**What is asked:** Quote the entries in full, character for character, without their images.

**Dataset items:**
· · · · ·

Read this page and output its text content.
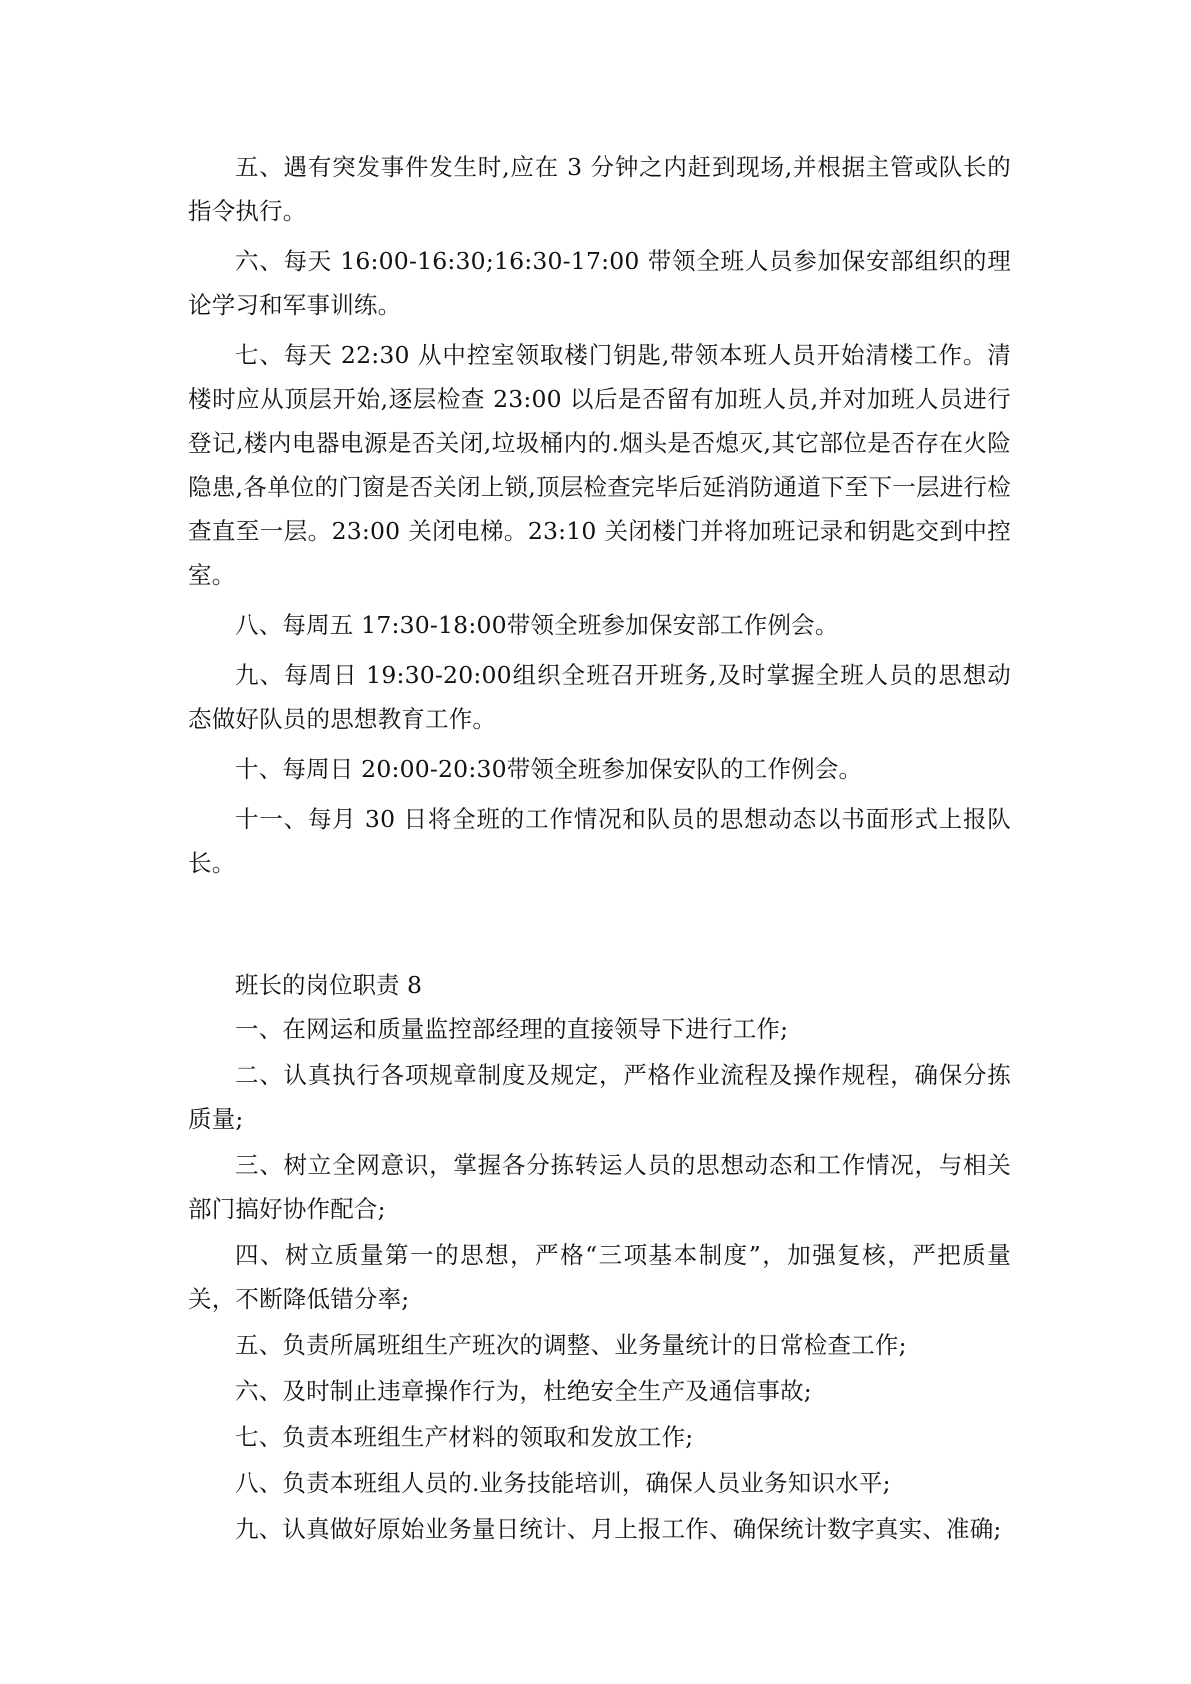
五、遇有突发事件发生时,应在 3 分钟之内赶到现场,并根据主管或队长的指令执行。

六、每天 16:00-16:30;16:30-17:00 带领全班人员参加保安部组织的理论学习和军事训练。

七、每天 22:30 从中控室领取楼门钥匙,带领本班人员开始清楼工作。清楼时应从顶层开始,逐层检查 23:00 以后是否留有加班人员,并对加班人员进行登记,楼内电器电源是否关闭,垃圾桶内的.烟头是否熄灭,其它部位是否存在火险隐患,各单位的门窗是否关闭上锁,顶层检查完毕后延消防通道下至下一层进行检查直至一层。23:00 关闭电梯。23:10 关闭楼门并将加班记录和钥匙交到中控室。

八、每周五 17:30-18:00带领全班参加保安部工作例会。

九、每周日 19:30-20:00组织全班召开班务,及时掌握全班人员的思想动态做好队员的思想教育工作。

十、每周日 20:00-20:30带领全班参加保安队的工作例会。

十一、每月 30 日将全班的工作情况和队员的思想动态以书面形式上报队长。

班长的岗位职责 8

一、在网运和质量监控部经理的直接领导下进行工作;

二、认真执行各项规章制度及规定，严格作业流程及操作规程，确保分拣质量;

三、树立全网意识，掌握各分拣转运人员的思想动态和工作情况，与相关部门搞好协作配合;

四、树立质量第一的思想，严格“三项基本制度”，加强复核，严把质量关，不断降低错分率;

五、负责所属班组生产班次的调整、业务量统计的日常检查工作;

六、及时制止违章操作行为，杜绝安全生产及通信事故;

七、负责本班组生产材料的领取和发放工作;

八、负责本班组人员的.业务技能培训，确保人员业务知识水平;

九、认真做好原始业务量日统计、月上报工作、确保统计数字真实、准确;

· · · · ·

**Complete answer:**
Read this page and output its text content.
五、遇有突发事件发生时,应在 3 分钟之内赶到现场,并根据主管或队长的指令执行。

六、每天 16:00-16:30;16:30-17:00 带领全班人员参加保安部组织的理论学习和军事训练。

七、每天 22:30 从中控室领取楼门钥匙,带领本班人员开始清楼工作。清楼时应从顶层开始,逐层检查 23:00 以后是否留有加班人员,并对加班人员进行登记,楼内电器电源是否关闭,垃圾桶内的.烟头是否熄灭,其它部位是否存在火险隐患,各单位的门窗是否关闭上锁,顶层检查完毕后延消防通道下至下一层进行检查直至一层。23:00 关闭电梯。23:10 关闭楼门并将加班记录和钥匙交到中控室。

八、每周五 17:30-18:00带领全班参加保安部工作例会。

九、每周日 19:30-20:00组织全班召开班务,及时掌握全班人员的思想动态做好队员的思想教育工作。

十、每周日 20:00-20:30带领全班参加保安队的工作例会。

十一、每月 30 日将全班的工作情况和队员的思想动态以书面形式上报队长。

班长的岗位职责 8

一、在网运和质量监控部经理的直接领导下进行工作;

二、认真执行各项规章制度及规定，严格作业流程及操作规程，确保分拣质量;

三、树立全网意识，掌握各分拣转运人员的思想动态和工作情况，与相关部门搞好协作配合;

四、树立质量第一的思想，严格“三项基本制度”，加强复核，严把质量关，不断降低错分率;

五、负责所属班组生产班次的调整、业务量统计的日常检查工作;

六、及时制止违章操作行为，杜绝安全生产及通信事故;

七、负责本班组生产材料的领取和发放工作;

八、负责本班组人员的.业务技能培训，确保人员业务知识水平;

九、认真做好原始业务量日统计、月上报工作、确保统计数字真实、准确;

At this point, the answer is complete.